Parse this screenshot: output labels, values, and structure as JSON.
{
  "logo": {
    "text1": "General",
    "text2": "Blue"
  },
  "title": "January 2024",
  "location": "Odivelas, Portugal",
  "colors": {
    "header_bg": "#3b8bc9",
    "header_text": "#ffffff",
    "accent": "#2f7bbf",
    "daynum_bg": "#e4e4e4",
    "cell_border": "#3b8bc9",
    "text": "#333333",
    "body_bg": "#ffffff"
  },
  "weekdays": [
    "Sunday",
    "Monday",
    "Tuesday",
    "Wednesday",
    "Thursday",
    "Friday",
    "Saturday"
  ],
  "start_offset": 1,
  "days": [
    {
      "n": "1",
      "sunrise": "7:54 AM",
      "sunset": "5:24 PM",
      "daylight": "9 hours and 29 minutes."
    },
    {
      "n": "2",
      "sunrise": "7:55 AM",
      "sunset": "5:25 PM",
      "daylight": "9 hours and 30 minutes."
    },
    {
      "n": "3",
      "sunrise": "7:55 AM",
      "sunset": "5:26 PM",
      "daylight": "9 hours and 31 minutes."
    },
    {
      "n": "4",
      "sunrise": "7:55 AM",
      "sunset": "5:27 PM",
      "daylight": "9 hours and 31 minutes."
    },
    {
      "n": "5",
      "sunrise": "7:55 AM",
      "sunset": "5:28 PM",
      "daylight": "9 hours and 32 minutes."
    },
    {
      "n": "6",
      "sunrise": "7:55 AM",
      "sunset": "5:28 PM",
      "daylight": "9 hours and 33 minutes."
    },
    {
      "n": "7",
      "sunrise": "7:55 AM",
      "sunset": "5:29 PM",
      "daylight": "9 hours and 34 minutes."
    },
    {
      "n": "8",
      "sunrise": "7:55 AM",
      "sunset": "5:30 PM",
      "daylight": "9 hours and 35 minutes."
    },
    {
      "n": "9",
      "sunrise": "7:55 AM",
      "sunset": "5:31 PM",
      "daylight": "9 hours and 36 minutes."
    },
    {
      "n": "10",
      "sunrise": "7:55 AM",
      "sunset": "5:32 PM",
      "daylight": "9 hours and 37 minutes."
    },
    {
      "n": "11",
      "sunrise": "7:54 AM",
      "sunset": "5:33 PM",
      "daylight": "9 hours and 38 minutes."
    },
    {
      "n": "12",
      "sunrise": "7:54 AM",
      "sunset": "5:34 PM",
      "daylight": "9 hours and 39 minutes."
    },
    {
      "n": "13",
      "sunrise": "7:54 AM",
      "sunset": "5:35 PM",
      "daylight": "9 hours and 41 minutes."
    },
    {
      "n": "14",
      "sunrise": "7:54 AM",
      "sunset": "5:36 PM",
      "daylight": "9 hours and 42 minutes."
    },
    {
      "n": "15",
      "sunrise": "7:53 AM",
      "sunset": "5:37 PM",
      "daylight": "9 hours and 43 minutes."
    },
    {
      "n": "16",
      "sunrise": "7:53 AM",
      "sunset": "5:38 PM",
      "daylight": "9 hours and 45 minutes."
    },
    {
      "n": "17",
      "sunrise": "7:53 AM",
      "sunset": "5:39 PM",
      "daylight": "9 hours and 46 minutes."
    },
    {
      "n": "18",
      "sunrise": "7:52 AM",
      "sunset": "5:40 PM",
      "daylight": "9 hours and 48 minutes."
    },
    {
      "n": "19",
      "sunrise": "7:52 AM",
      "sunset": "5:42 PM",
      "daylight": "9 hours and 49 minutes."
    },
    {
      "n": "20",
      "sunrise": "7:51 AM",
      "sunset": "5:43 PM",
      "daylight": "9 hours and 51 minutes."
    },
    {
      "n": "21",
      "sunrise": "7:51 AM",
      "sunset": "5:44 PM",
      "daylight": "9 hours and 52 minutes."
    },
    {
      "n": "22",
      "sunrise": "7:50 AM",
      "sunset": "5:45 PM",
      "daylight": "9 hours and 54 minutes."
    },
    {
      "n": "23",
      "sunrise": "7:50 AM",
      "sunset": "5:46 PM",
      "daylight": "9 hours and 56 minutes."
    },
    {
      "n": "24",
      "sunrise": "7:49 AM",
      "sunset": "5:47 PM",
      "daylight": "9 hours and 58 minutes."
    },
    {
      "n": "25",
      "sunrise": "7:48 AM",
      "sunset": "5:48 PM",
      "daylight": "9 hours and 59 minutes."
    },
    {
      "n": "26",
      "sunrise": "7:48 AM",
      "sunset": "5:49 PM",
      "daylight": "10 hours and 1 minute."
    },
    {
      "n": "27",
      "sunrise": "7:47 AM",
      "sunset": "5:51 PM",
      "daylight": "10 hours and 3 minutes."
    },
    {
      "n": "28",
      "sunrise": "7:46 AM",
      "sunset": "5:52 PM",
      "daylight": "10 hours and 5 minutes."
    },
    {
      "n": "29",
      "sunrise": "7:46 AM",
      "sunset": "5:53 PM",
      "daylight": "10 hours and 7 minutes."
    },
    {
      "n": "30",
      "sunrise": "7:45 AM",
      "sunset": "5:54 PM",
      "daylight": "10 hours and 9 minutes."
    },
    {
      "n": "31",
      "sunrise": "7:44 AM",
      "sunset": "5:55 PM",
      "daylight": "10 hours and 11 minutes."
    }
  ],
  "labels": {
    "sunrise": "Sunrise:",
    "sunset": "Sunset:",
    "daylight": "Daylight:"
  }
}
---*---
Short task: Write the complete data out, exactly as above.

Output below:
Parse this screenshot: output labels, values, and structure as JSON.
{
  "logo": {
    "text1": "General",
    "text2": "Blue"
  },
  "title": "January 2024",
  "location": "Odivelas, Portugal",
  "colors": {
    "header_bg": "#3b8bc9",
    "header_text": "#ffffff",
    "accent": "#2f7bbf",
    "daynum_bg": "#e4e4e4",
    "cell_border": "#3b8bc9",
    "text": "#333333",
    "body_bg": "#ffffff"
  },
  "weekdays": [
    "Sunday",
    "Monday",
    "Tuesday",
    "Wednesday",
    "Thursday",
    "Friday",
    "Saturday"
  ],
  "start_offset": 1,
  "days": [
    {
      "n": "1",
      "sunrise": "7:54 AM",
      "sunset": "5:24 PM",
      "daylight": "9 hours and 29 minutes."
    },
    {
      "n": "2",
      "sunrise": "7:55 AM",
      "sunset": "5:25 PM",
      "daylight": "9 hours and 30 minutes."
    },
    {
      "n": "3",
      "sunrise": "7:55 AM",
      "sunset": "5:26 PM",
      "daylight": "9 hours and 31 minutes."
    },
    {
      "n": "4",
      "sunrise": "7:55 AM",
      "sunset": "5:27 PM",
      "daylight": "9 hours and 31 minutes."
    },
    {
      "n": "5",
      "sunrise": "7:55 AM",
      "sunset": "5:28 PM",
      "daylight": "9 hours and 32 minutes."
    },
    {
      "n": "6",
      "sunrise": "7:55 AM",
      "sunset": "5:28 PM",
      "daylight": "9 hours and 33 minutes."
    },
    {
      "n": "7",
      "sunrise": "7:55 AM",
      "sunset": "5:29 PM",
      "daylight": "9 hours and 34 minutes."
    },
    {
      "n": "8",
      "sunrise": "7:55 AM",
      "sunset": "5:30 PM",
      "daylight": "9 hours and 35 minutes."
    },
    {
      "n": "9",
      "sunrise": "7:55 AM",
      "sunset": "5:31 PM",
      "daylight": "9 hours and 36 minutes."
    },
    {
      "n": "10",
      "sunrise": "7:55 AM",
      "sunset": "5:32 PM",
      "daylight": "9 hours and 37 minutes."
    },
    {
      "n": "11",
      "sunrise": "7:54 AM",
      "sunset": "5:33 PM",
      "daylight": "9 hours and 38 minutes."
    },
    {
      "n": "12",
      "sunrise": "7:54 AM",
      "sunset": "5:34 PM",
      "daylight": "9 hours and 39 minutes."
    },
    {
      "n": "13",
      "sunrise": "7:54 AM",
      "sunset": "5:35 PM",
      "daylight": "9 hours and 41 minutes."
    },
    {
      "n": "14",
      "sunrise": "7:54 AM",
      "sunset": "5:36 PM",
      "daylight": "9 hours and 42 minutes."
    },
    {
      "n": "15",
      "sunrise": "7:53 AM",
      "sunset": "5:37 PM",
      "daylight": "9 hours and 43 minutes."
    },
    {
      "n": "16",
      "sunrise": "7:53 AM",
      "sunset": "5:38 PM",
      "daylight": "9 hours and 45 minutes."
    },
    {
      "n": "17",
      "sunrise": "7:53 AM",
      "sunset": "5:39 PM",
      "daylight": "9 hours and 46 minutes."
    },
    {
      "n": "18",
      "sunrise": "7:52 AM",
      "sunset": "5:40 PM",
      "daylight": "9 hours and 48 minutes."
    },
    {
      "n": "19",
      "sunrise": "7:52 AM",
      "sunset": "5:42 PM",
      "daylight": "9 hours and 49 minutes."
    },
    {
      "n": "20",
      "sunrise": "7:51 AM",
      "sunset": "5:43 PM",
      "daylight": "9 hours and 51 minutes."
    },
    {
      "n": "21",
      "sunrise": "7:51 AM",
      "sunset": "5:44 PM",
      "daylight": "9 hours and 52 minutes."
    },
    {
      "n": "22",
      "sunrise": "7:50 AM",
      "sunset": "5:45 PM",
      "daylight": "9 hours and 54 minutes."
    },
    {
      "n": "23",
      "sunrise": "7:50 AM",
      "sunset": "5:46 PM",
      "daylight": "9 hours and 56 minutes."
    },
    {
      "n": "24",
      "sunrise": "7:49 AM",
      "sunset": "5:47 PM",
      "daylight": "9 hours and 58 minutes."
    },
    {
      "n": "25",
      "sunrise": "7:48 AM",
      "sunset": "5:48 PM",
      "daylight": "9 hours and 59 minutes."
    },
    {
      "n": "26",
      "sunrise": "7:48 AM",
      "sunset": "5:49 PM",
      "daylight": "10 hours and 1 minute."
    },
    {
      "n": "27",
      "sunrise": "7:47 AM",
      "sunset": "5:51 PM",
      "daylight": "10 hours and 3 minutes."
    },
    {
      "n": "28",
      "sunrise": "7:46 AM",
      "sunset": "5:52 PM",
      "daylight": "10 hours and 5 minutes."
    },
    {
      "n": "29",
      "sunrise": "7:46 AM",
      "sunset": "5:53 PM",
      "daylight": "10 hours and 7 minutes."
    },
    {
      "n": "30",
      "sunrise": "7:45 AM",
      "sunset": "5:54 PM",
      "daylight": "10 hours and 9 minutes."
    },
    {
      "n": "31",
      "sunrise": "7:44 AM",
      "sunset": "5:55 PM",
      "daylight": "10 hours and 11 minutes."
    }
  ],
  "labels": {
    "sunrise": "Sunrise:",
    "sunset": "Sunset:",
    "daylight": "Daylight:"
  }
}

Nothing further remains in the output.